Records from a data collection:
^^^^^^^^

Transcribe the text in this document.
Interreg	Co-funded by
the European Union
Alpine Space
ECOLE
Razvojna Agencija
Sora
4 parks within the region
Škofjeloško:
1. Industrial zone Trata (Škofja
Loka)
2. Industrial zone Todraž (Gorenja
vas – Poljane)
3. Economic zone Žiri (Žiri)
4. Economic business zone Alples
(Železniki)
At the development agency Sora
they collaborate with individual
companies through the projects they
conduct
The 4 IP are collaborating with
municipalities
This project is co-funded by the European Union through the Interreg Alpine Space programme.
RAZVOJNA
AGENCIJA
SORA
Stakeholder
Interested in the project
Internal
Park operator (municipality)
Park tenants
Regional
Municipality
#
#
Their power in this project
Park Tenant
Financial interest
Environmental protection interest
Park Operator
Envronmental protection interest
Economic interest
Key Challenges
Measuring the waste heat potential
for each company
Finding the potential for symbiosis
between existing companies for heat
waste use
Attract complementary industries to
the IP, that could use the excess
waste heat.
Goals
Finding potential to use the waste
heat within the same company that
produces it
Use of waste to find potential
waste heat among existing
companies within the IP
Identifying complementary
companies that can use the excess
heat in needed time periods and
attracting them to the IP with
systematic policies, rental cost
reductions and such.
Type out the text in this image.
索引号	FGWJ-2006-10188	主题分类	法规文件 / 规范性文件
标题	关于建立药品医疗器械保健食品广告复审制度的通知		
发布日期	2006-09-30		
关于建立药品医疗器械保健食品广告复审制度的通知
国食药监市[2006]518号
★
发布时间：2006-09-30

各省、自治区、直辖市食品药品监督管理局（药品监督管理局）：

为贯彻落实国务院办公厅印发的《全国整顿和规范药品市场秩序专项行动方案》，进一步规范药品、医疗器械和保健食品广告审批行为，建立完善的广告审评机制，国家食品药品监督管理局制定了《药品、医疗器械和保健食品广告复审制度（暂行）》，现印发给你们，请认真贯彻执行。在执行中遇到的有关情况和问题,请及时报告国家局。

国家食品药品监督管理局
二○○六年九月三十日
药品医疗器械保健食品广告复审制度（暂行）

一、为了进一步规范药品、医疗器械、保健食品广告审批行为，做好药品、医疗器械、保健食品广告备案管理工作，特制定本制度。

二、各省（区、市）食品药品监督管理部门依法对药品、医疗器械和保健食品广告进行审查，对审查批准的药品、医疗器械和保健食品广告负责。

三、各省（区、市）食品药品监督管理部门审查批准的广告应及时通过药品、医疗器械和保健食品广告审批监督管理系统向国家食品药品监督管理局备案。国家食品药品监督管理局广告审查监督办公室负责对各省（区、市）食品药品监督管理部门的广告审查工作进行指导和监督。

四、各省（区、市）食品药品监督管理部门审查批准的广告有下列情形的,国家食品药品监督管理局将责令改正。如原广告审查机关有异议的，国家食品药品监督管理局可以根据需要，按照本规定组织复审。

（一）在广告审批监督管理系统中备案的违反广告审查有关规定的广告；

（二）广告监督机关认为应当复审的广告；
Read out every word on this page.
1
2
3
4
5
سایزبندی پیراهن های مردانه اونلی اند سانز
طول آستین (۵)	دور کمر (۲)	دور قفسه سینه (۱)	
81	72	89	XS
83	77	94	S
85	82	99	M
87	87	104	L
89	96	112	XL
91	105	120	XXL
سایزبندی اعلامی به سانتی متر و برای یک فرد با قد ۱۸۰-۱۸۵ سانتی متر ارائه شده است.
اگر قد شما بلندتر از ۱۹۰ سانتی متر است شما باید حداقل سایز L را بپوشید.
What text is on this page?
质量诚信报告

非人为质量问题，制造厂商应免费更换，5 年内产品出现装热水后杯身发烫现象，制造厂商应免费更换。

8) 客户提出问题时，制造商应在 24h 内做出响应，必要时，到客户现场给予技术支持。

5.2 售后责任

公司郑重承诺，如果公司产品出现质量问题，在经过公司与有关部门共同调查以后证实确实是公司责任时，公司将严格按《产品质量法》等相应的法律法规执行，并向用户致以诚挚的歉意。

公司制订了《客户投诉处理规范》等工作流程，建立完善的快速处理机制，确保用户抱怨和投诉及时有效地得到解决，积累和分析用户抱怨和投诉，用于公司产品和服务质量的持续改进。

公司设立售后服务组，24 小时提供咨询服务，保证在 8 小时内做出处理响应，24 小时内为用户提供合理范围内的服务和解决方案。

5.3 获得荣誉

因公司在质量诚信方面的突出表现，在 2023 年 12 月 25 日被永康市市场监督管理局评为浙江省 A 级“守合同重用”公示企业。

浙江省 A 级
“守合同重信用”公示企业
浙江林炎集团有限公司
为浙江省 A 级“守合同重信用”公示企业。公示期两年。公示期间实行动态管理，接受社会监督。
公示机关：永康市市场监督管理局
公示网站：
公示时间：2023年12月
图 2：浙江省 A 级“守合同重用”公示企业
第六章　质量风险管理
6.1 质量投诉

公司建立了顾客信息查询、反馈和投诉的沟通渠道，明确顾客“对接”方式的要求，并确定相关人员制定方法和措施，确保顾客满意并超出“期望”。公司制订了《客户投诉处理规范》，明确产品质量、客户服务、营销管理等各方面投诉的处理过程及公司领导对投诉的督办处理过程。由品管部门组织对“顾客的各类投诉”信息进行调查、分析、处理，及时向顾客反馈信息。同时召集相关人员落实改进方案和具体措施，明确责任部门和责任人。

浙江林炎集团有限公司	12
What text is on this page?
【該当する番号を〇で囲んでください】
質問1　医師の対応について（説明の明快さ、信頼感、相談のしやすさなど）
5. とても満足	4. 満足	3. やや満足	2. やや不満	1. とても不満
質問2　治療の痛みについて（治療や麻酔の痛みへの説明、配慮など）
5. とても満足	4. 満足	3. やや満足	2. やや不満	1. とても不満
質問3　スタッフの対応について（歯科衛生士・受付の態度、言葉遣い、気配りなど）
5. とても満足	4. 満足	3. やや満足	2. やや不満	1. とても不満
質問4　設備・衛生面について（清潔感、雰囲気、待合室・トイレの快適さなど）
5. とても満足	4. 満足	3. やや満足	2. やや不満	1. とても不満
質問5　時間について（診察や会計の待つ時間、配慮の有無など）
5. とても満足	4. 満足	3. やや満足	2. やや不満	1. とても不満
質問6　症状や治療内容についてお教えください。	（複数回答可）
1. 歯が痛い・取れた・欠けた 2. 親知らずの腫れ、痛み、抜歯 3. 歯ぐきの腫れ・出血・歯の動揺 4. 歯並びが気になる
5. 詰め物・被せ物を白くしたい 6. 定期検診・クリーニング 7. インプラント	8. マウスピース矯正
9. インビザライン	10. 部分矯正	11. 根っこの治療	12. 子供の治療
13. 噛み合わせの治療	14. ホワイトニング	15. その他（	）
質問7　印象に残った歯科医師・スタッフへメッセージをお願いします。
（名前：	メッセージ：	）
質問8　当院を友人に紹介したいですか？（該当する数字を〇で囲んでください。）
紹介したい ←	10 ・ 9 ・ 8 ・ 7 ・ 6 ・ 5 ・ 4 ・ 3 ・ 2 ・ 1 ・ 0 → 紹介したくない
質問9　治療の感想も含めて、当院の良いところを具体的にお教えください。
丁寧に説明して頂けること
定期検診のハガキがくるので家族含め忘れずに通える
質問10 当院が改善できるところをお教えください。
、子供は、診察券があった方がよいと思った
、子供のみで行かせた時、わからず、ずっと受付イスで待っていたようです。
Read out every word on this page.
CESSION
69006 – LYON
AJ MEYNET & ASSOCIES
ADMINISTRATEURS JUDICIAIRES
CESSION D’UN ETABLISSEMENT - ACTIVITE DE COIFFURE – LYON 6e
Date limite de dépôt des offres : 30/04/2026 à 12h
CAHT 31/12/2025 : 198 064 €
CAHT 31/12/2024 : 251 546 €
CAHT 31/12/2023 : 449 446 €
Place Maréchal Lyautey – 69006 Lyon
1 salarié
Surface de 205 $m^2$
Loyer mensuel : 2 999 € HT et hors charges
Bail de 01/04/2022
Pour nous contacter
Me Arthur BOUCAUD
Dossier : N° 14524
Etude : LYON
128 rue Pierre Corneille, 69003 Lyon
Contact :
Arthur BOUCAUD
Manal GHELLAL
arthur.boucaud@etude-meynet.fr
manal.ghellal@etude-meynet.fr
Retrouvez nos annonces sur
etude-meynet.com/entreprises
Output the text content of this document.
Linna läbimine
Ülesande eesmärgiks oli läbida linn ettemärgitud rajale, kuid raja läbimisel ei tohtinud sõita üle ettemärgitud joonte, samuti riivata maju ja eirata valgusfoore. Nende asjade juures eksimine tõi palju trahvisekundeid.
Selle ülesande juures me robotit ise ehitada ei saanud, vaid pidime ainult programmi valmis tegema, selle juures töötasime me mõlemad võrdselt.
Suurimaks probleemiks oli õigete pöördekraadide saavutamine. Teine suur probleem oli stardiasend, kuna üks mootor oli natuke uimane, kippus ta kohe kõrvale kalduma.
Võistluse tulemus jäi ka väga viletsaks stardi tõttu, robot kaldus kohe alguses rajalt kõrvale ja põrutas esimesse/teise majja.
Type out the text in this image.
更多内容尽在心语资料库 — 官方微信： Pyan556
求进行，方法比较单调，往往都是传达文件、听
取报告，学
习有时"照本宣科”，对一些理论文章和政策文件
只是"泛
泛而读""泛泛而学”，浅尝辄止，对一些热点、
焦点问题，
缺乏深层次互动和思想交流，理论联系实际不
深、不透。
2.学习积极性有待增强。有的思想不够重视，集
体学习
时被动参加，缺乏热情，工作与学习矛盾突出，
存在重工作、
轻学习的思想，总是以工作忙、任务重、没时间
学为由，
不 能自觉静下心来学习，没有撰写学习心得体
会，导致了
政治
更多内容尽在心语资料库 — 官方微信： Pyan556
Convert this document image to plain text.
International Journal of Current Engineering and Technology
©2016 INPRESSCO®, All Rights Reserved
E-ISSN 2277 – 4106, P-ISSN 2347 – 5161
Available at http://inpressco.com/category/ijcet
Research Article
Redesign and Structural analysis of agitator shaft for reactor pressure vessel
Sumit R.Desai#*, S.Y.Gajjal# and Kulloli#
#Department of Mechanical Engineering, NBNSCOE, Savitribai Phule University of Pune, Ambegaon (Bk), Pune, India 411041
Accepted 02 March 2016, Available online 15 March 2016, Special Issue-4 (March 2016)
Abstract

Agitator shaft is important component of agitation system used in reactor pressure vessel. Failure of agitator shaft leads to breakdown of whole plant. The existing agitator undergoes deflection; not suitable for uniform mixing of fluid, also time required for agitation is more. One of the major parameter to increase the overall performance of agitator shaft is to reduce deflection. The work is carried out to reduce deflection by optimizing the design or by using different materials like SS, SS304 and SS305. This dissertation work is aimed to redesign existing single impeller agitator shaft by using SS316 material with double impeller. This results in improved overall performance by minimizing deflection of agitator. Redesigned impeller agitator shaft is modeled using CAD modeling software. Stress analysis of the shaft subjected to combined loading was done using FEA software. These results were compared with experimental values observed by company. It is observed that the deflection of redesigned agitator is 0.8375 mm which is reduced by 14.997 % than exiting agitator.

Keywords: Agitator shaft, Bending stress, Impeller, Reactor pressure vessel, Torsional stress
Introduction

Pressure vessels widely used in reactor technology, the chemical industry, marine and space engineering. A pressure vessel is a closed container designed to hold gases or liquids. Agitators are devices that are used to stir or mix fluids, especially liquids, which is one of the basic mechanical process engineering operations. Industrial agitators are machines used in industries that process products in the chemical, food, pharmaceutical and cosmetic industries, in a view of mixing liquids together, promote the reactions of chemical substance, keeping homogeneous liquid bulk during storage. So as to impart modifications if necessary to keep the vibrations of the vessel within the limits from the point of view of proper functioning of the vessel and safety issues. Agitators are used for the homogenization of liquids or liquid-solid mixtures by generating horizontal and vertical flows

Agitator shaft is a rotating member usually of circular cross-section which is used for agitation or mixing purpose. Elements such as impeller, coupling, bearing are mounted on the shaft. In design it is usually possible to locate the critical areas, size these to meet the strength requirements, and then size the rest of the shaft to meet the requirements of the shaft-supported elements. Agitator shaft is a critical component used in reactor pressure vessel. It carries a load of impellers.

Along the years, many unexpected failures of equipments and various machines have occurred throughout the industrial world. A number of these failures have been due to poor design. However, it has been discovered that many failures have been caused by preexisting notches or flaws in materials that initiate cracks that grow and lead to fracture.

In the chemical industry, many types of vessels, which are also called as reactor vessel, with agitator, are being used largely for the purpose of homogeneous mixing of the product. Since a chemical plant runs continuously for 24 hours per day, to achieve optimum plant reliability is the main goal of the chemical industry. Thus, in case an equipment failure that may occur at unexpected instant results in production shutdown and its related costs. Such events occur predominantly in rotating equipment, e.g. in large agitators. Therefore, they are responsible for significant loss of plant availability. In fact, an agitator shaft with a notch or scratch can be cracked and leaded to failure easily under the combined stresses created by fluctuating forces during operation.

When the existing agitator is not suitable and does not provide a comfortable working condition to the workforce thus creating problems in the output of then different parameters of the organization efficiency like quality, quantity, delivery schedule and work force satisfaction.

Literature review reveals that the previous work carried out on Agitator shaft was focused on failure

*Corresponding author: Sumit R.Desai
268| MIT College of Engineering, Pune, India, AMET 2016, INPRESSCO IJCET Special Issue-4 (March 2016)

^^^^^^^^

Task objective:
From the listing above, find the number of lines with the word "Interreg" in them. Answer with the number only.

Correct response:
2